◆ Short problem
Below are some records; return each one exactly.

====== Dataset excerpts ======

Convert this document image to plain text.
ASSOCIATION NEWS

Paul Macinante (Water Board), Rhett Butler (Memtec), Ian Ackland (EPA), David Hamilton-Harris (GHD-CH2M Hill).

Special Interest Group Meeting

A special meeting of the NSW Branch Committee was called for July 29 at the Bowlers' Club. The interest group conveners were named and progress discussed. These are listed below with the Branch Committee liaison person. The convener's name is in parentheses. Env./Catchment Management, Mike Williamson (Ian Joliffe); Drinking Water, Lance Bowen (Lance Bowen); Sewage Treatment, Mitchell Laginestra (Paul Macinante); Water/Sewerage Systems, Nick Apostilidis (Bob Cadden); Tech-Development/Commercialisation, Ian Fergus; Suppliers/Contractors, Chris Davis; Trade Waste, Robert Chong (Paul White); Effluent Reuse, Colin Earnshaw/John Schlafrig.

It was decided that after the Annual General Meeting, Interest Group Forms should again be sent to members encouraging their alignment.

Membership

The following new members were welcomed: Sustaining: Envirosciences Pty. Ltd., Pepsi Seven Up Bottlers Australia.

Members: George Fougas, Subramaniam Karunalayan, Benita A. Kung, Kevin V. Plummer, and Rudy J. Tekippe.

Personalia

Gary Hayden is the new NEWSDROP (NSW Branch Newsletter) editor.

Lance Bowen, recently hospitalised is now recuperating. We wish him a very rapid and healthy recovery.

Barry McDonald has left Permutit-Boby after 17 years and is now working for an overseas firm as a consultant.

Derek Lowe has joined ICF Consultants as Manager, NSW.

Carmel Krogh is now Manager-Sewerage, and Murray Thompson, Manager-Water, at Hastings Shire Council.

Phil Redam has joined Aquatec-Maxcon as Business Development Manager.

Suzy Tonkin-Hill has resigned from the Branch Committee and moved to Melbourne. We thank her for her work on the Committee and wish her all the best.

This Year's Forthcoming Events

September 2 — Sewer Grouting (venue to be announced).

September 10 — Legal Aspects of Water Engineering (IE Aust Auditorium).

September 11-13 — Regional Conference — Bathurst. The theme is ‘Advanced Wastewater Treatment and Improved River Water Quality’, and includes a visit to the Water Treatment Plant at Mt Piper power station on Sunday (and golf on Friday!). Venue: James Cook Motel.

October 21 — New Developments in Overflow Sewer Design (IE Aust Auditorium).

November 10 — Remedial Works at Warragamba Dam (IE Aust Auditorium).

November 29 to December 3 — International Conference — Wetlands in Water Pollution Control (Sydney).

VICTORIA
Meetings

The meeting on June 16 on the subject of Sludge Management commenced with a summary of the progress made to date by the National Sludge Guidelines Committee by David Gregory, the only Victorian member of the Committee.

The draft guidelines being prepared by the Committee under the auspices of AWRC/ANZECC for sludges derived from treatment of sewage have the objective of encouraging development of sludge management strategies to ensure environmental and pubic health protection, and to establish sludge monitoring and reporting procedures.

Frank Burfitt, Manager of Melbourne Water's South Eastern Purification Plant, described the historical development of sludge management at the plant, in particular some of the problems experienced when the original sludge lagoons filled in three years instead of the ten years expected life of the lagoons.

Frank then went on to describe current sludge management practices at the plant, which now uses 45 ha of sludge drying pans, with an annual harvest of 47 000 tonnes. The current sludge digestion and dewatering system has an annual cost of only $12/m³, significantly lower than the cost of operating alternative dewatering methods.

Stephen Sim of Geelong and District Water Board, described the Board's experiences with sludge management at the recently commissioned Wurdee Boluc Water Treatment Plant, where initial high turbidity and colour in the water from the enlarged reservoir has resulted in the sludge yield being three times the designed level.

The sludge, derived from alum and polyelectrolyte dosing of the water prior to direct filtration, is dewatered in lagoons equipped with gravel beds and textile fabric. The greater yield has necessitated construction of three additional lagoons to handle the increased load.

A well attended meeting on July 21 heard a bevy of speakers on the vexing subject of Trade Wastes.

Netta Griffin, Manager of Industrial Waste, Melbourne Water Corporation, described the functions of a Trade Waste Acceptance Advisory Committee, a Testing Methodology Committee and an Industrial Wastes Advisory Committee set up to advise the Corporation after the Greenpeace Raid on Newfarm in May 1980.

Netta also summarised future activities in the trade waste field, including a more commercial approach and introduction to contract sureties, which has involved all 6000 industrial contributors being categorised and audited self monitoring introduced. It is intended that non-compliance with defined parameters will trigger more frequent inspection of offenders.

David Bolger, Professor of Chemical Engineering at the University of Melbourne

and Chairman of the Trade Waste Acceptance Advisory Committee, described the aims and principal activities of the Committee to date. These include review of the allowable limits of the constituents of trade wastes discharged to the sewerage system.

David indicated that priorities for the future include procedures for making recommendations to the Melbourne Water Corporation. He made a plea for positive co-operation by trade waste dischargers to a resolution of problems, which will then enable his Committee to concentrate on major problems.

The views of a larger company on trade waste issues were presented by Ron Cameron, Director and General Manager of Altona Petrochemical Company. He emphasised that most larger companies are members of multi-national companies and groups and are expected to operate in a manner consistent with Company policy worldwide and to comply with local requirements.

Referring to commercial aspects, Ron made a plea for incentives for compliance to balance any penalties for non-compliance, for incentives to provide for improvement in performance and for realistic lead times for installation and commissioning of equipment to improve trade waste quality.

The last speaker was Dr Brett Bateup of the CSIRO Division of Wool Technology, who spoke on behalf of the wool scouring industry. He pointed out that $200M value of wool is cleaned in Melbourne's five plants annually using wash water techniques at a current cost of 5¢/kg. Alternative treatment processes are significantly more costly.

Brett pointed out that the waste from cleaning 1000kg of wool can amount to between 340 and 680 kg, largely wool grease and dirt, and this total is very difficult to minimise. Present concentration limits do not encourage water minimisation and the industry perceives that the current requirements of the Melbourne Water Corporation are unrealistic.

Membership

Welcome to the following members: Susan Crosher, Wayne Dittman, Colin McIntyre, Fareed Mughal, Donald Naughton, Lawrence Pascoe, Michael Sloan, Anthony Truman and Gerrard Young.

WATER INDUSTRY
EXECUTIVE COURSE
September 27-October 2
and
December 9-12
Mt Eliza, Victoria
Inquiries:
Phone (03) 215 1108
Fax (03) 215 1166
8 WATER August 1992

======

◆ Solution below
Convert this document image to plain text.
ASSOCIATION NEWS

Paul Macinante (Water Board), Rhett Butler (Memtec), Ian Ackland (EPA), David Hamilton-Harris (GHD-CH2M Hill).

Special Interest Group Meeting

A special meeting of the NSW Branch Committee was called for July 29 at the Bowlers' Club. The interest group conveners were named and progress discussed. These are listed below with the Branch Committee liaison person. The convener's name is in parentheses. Env./Catchment Management, Mike Williamson (Ian Joliffe); Drinking Water, Lance Bowen (Lance Bowen); Sewage Treatment, Mitchell Laginestra (Paul Macinante); Water/Sewerage Systems, Nick Apostilidis (Bob Cadden); Tech-Development/Commercialisation, Ian Fergus; Suppliers/Contractors, Chris Davis; Trade Waste, Robert Chong (Paul White); Effluent Reuse, Colin Earnshaw/John Schlafrig.

It was decided that after the Annual General Meeting, Interest Group Forms should again be sent to members encouraging their alignment.

Membership

The following new members were welcomed: Sustaining: Envirosciences Pty. Ltd., Pepsi Seven Up Bottlers Australia.

Members: George Fougas, Subramaniam Karunalayan, Benita A. Kung, Kevin V. Plummer, and Rudy J. Tekippe.

Personalia

Gary Hayden is the new NEWSDROP (NSW Branch Newsletter) editor.

Lance Bowen, recently hospitalised is now recuperating. We wish him a very rapid and healthy recovery.

Barry McDonald has left Permutit-Boby after 17 years and is now working for an overseas firm as a consultant.

Derek Lowe has joined ICF Consultants as Manager, NSW.

Carmel Krogh is now Manager-Sewerage, and Murray Thompson, Manager-Water, at Hastings Shire Council.

Phil Redam has joined Aquatec-Maxcon as Business Development Manager.

Suzy Tonkin-Hill has resigned from the Branch Committee and moved to Melbourne. We thank her for her work on the Committee and wish her all the best.

This Year's Forthcoming Events

September 2 — Sewer Grouting (venue to be announced).

September 10 — Legal Aspects of Water Engineering (IE Aust Auditorium).

September 11-13 — Regional Conference — Bathurst. The theme is ‘Advanced Wastewater Treatment and Improved River Water Quality’, and includes a visit to the Water Treatment Plant at Mt Piper power station on Sunday (and golf on Friday!). Venue: James Cook Motel.

October 21 — New Developments in Overflow Sewer Design (IE Aust Auditorium).

November 10 — Remedial Works at Warragamba Dam (IE Aust Auditorium).

November 29 to December 3 — International Conference — Wetlands in Water Pollution Control (Sydney).

VICTORIA
Meetings

The meeting on June 16 on the subject of Sludge Management commenced with a summary of the progress made to date by the National Sludge Guidelines Committee by David Gregory, the only Victorian member of the Committee.

The draft guidelines being prepared by the Committee under the auspices of AWRC/ANZECC for sludges derived from treatment of sewage have the objective of encouraging development of sludge management strategies to ensure environmental and pubic health protection, and to establish sludge monitoring and reporting procedures.

Frank Burfitt, Manager of Melbourne Water's South Eastern Purification Plant, described the historical development of sludge management at the plant, in particular some of the problems experienced when the original sludge lagoons filled in three years instead of the ten years expected life of the lagoons.

Frank then went on to describe current sludge management practices at the plant, which now uses 45 ha of sludge drying pans, with an annual harvest of 47 000 tonnes. The current sludge digestion and dewatering system has an annual cost of only $12/m³, significantly lower than the cost of operating alternative dewatering methods.

Stephen Sim of Geelong and District Water Board, described the Board's experiences with sludge management at the recently commissioned Wurdee Boluc Water Treatment Plant, where initial high turbidity and colour in the water from the enlarged reservoir has resulted in the sludge yield being three times the designed level.

The sludge, derived from alum and polyelectrolyte dosing of the water prior to direct filtration, is dewatered in lagoons equipped with gravel beds and textile fabric. The greater yield has necessitated construction of three additional lagoons to handle the increased load.

A well attended meeting on July 21 heard a bevy of speakers on the vexing subject of Trade Wastes.

Netta Griffin, Manager of Industrial Waste, Melbourne Water Corporation, described the functions of a Trade Waste Acceptance Advisory Committee, a Testing Methodology Committee and an Industrial Wastes Advisory Committee set up to advise the Corporation after the Greenpeace Raid on Newfarm in May 1980.

Netta also summarised future activities in the trade waste field, including a more commercial approach and introduction to contract sureties, which has involved all 6000 industrial contributors being categorised and audited self monitoring introduced. It is intended that non-compliance with defined parameters will trigger more frequent inspection of offenders.

David Bolger, Professor of Chemical Engineering at the University of Melbourne

and Chairman of the Trade Waste Acceptance Advisory Committee, described the aims and principal activities of the Committee to date. These include review of the allowable limits of the constituents of trade wastes discharged to the sewerage system.

David indicated that priorities for the future include procedures for making recommendations to the Melbourne Water Corporation. He made a plea for positive co-operation by trade waste dischargers to a resolution of problems, which will then enable his Committee to concentrate on major problems.

The views of a larger company on trade waste issues were presented by Ron Cameron, Director and General Manager of Altona Petrochemical Company. He emphasised that most larger companies are members of multi-national companies and groups and are expected to operate in a manner consistent with Company policy worldwide and to comply with local requirements.

Referring to commercial aspects, Ron made a plea for incentives for compliance to balance any penalties for non-compliance, for incentives to provide for improvement in performance and for realistic lead times for installation and commissioning of equipment to improve trade waste quality.

The last speaker was Dr Brett Bateup of the CSIRO Division of Wool Technology, who spoke on behalf of the wool scouring industry. He pointed out that $200M value of wool is cleaned in Melbourne's five plants annually using wash water techniques at a current cost of 5¢/kg. Alternative treatment processes are significantly more costly.

Brett pointed out that the waste from cleaning 1000kg of wool can amount to between 340 and 680 kg, largely wool grease and dirt, and this total is very difficult to minimise. Present concentration limits do not encourage water minimisation and the industry perceives that the current requirements of the Melbourne Water Corporation are unrealistic.

Membership

Welcome to the following members: Susan Crosher, Wayne Dittman, Colin McIntyre, Fareed Mughal, Donald Naughton, Lawrence Pascoe, Michael Sloan, Anthony Truman and Gerrard Young.

WATER INDUSTRY
EXECUTIVE COURSE
September 27-October 2
and
December 9-12
Mt Eliza, Victoria
Inquiries:
Phone (03) 215 1108
Fax (03) 215 1166
8 WATER August 1992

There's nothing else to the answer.